[Extracted records]
·····

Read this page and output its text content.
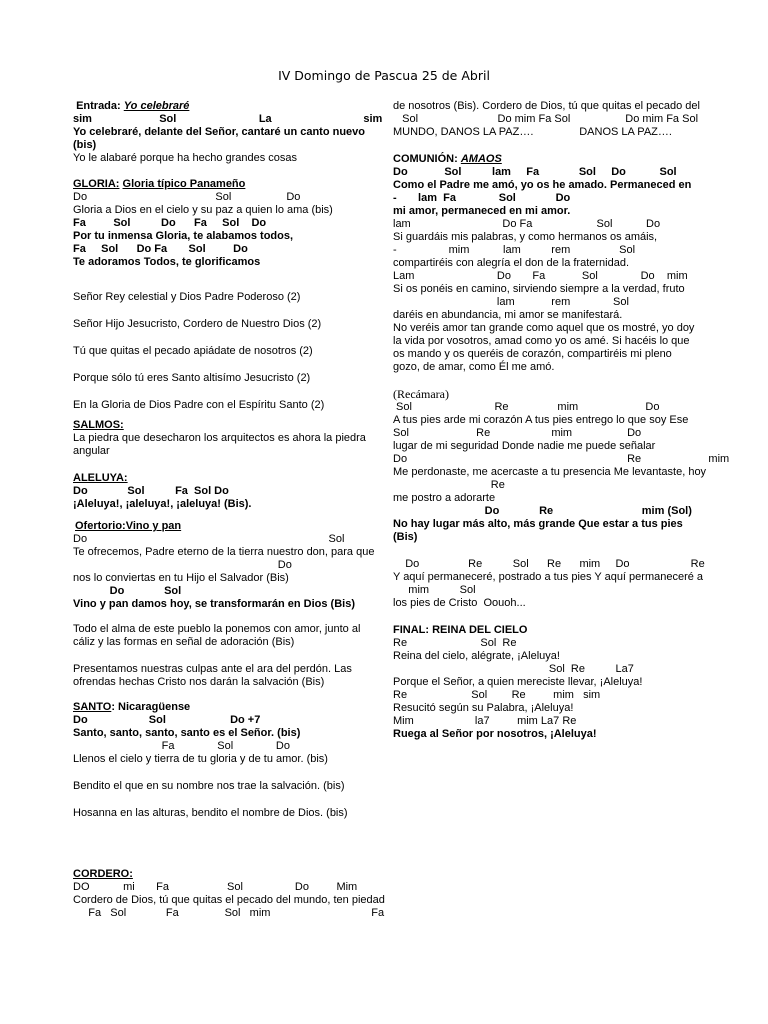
IV Domingo de Pascua 25 de Abril
Entrada: Yo celebraré
sim                      Sol                           La                              sim
Yo celebraré, delante del Señor, cantaré un canto nuevo
(bis)
Yo le alabaré porque ha hecho grandes cosas
GLORIA: Gloria típico Panameño
Do                                          Sol                  Do
Gloria a Dios en el cielo y su paz a quien lo ama (bis)
Fa         Sol          Do      Fa     Sol    Do
Por tu inmensa Gloria, te alabamos todos,
Fa     Sol      Do Fa       Sol         Do
Te adoramos Todos, te glorificamos
Señor Rey celestial y Dios Padre Poderoso (2)
Señor Hijo Jesucristo, Cordero de Nuestro Dios (2)
Tú que quitas el pecado apiádate de nosotros (2)
Porque sólo tú eres Santo altisímo Jesucristo (2)
En la Gloria de Dios Padre con el Espíritu Santo (2)
SALMOS:
La piedra que desecharon los arquitectos es ahora la piedra angular
ALELUYA:
Do             Sol          Fa  Sol Do
¡Aleluya!, ¡aleluya!, ¡aleluya! (Bis).
Ofertorio:Vino y pan
Do                                                                               Sol
Te ofrecemos, Padre eterno de la tierra nuestro don, para que
Do
nos lo conviertas en tu Hijo el Salvador (Bis)
Do             Sol
Vino y pan damos hoy, se transformarán en Dios (Bis)
Todo el alma de este pueblo la ponemos con amor, junto al cáliz y las formas en señal de adoración (Bis)
Presentamos nuestras culpas ante el ara del perdón. Las ofrendas hechas Cristo nos darán la salvación (Bis)
SANTO: Nicaragüense
Do                    Sol                     Do +7
Santo, santo, santo, santo es el Señor. (bis)
Fa              Sol              Do
Llenos el cielo y tierra de tu gloria y de tu amor. (bis)
Bendito el que en su nombre nos trae la salvación. (bis)
Hosanna en las alturas, bendito el nombre de Dios. (bis)
CORDERO:
DO           mi       Fa                   Sol                 Do         Mim
Cordero de Dios, tú que quitas el pecado del mundo, ten piedad
Fa   Sol             Fa               Sol   mim                                 Fa
de nosotros (Bis). Cordero de Dios, tú que quitas el pecado del
Sol                          Do mim Fa Sol                  Do mim Fa Sol
MUNDO, DANOS LA PAZ….               DANOS LA PAZ….
COMUNIÓN: AMAOS
Do            Sol          lam     Fa             Sol     Do           Sol
Como el Padre me amó, yo os he amado. Permaneced en
-       lam  Fa              Sol             Do
mi amor, permaneced en mi amor.
lam                              Do Fa                     Sol           Do
Si guardáis mis palabras, y como hermanos os amáis,
-                 mim           lam          rem                Sol
compartiréis con alegría el don de la fraternidad.
Lam                           Do       Fa            Sol              Do    mim
Si os ponéis en camino, sirviendo siempre a la verdad, fruto
lam            rem              Sol
daréis en abundancia, mi amor se manifestará.
No veréis amor tan grande como aquel que os mostré, yo doy la vida por vosotros, amad como yo os amé. Si hacéis lo que os mando y os queréis de corazón, compartiréis mi pleno gozo, de amar, como Él me amó.
(Recámara)
Sol                           Re                mim                      Do
A tus pies arde mi corazón A tus pies entrego lo que soy Ese
Sol                      Re                    mim                  Do
lugar de mi seguridad Donde nadie me puede señalar
Do                                                                        Re                      mim
Me perdonaste, me acercaste a tu presencia Me levantaste, hoy
Re
me postro a adorarte
Do             Re                             mim (Sol)
No hay lugar más alto, más grande Que estar a tus pies
(Bis)
Do                Re          Sol      Re      mim     Do                    Re
Y aquí permaneceré, postrado a tus pies Y aquí permaneceré a
mim          Sol
los pies de Cristo  Oouoh...
FINAL: REINA DEL CIELO
Re                        Sol  Re
Reina del cielo, alégrate, ¡Aleluya!
Sol  Re          La7
Porque el Señor, a quien mereciste llevar, ¡Aleluya!
Re                     Sol        Re         mim   sim
Resucitó según su Palabra, ¡Aleluya!
Mim                    la7         mim La7 Re
Ruega al Señor por nosotros, ¡Aleluya!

·····

» **Work to do**: Pick out, from the lines above, every one that contains the string "tierra".

» **Complete answer**:
Te ofrecemos, Padre eterno de la tierra nuestro don, para que
Llenos el cielo y tierra de tu gloria y de tu amor. (bis)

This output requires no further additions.